[Data records]
»»
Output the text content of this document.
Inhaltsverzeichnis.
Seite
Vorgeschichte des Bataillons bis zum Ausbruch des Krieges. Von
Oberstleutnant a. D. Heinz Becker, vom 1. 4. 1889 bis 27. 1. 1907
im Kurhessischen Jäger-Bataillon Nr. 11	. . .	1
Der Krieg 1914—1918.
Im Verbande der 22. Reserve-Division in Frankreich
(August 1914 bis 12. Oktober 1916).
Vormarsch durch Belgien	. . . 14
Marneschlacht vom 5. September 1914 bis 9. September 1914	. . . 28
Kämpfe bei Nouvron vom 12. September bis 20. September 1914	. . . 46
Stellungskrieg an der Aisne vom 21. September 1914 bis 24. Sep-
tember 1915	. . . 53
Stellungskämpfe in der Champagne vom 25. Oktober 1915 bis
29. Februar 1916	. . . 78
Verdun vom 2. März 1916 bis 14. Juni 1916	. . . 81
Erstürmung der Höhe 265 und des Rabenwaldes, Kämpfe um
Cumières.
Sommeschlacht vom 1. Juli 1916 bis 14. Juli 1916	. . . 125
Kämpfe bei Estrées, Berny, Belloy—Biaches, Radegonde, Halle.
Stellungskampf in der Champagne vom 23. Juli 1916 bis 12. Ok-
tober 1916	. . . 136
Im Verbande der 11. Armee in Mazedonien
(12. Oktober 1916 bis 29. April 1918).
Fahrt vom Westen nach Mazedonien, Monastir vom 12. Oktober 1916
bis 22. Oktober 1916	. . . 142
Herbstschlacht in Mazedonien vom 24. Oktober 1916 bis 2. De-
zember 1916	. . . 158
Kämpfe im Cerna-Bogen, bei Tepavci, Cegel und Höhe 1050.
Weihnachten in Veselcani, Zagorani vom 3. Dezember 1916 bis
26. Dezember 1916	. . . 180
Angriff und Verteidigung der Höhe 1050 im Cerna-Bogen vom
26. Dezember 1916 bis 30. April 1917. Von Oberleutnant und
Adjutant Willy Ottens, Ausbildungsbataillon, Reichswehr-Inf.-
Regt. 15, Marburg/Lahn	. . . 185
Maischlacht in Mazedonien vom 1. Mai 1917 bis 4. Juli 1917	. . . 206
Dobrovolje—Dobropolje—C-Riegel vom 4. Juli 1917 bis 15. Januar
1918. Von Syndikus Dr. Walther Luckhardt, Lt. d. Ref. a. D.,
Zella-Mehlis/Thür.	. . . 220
««
Goal
Copy every line exactly. Leave nothing out.

Full response
Output the text content of this document.
Inhaltsverzeichnis.
Seite
Vorgeschichte des Bataillons bis zum Ausbruch des Krieges. Von
Oberstleutnant a. D. Heinz Becker, vom 1. 4. 1889 bis 27. 1. 1907
im Kurhessischen Jäger-Bataillon Nr. 11	. . .	1
Der Krieg 1914—1918.
Im Verbande der 22. Reserve-Division in Frankreich
(August 1914 bis 12. Oktober 1916).
Vormarsch durch Belgien	. . . 14
Marneschlacht vom 5. September 1914 bis 9. September 1914	. . . 28
Kämpfe bei Nouvron vom 12. September bis 20. September 1914	. . . 46
Stellungskrieg an der Aisne vom 21. September 1914 bis 24. Sep-
tember 1915	. . . 53
Stellungskämpfe in der Champagne vom 25. Oktober 1915 bis
29. Februar 1916	. . . 78
Verdun vom 2. März 1916 bis 14. Juni 1916	. . . 81
Erstürmung der Höhe 265 und des Rabenwaldes, Kämpfe um
Cumières.
Sommeschlacht vom 1. Juli 1916 bis 14. Juli 1916	. . . 125
Kämpfe bei Estrées, Berny, Belloy—Biaches, Radegonde, Halle.
Stellungskampf in der Champagne vom 23. Juli 1916 bis 12. Ok-
tober 1916	. . . 136
Im Verbande der 11. Armee in Mazedonien
(12. Oktober 1916 bis 29. April 1918).
Fahrt vom Westen nach Mazedonien, Monastir vom 12. Oktober 1916
bis 22. Oktober 1916	. . . 142
Herbstschlacht in Mazedonien vom 24. Oktober 1916 bis 2. De-
zember 1916	. . . 158
Kämpfe im Cerna-Bogen, bei Tepavci, Cegel und Höhe 1050.
Weihnachten in Veselcani, Zagorani vom 3. Dezember 1916 bis
26. Dezember 1916	. . . 180
Angriff und Verteidigung der Höhe 1050 im Cerna-Bogen vom
26. Dezember 1916 bis 30. April 1917. Von Oberleutnant und
Adjutant Willy Ottens, Ausbildungsbataillon, Reichswehr-Inf.-
Regt. 15, Marburg/Lahn	. . . 185
Maischlacht in Mazedonien vom 1. Mai 1917 bis 4. Juli 1917	. . . 206
Dobrovolje—Dobropolje—C-Riegel vom 4. Juli 1917 bis 15. Januar
1918. Von Syndikus Dr. Walther Luckhardt, Lt. d. Ref. a. D.,
Zella-Mehlis/Thür.	. . . 220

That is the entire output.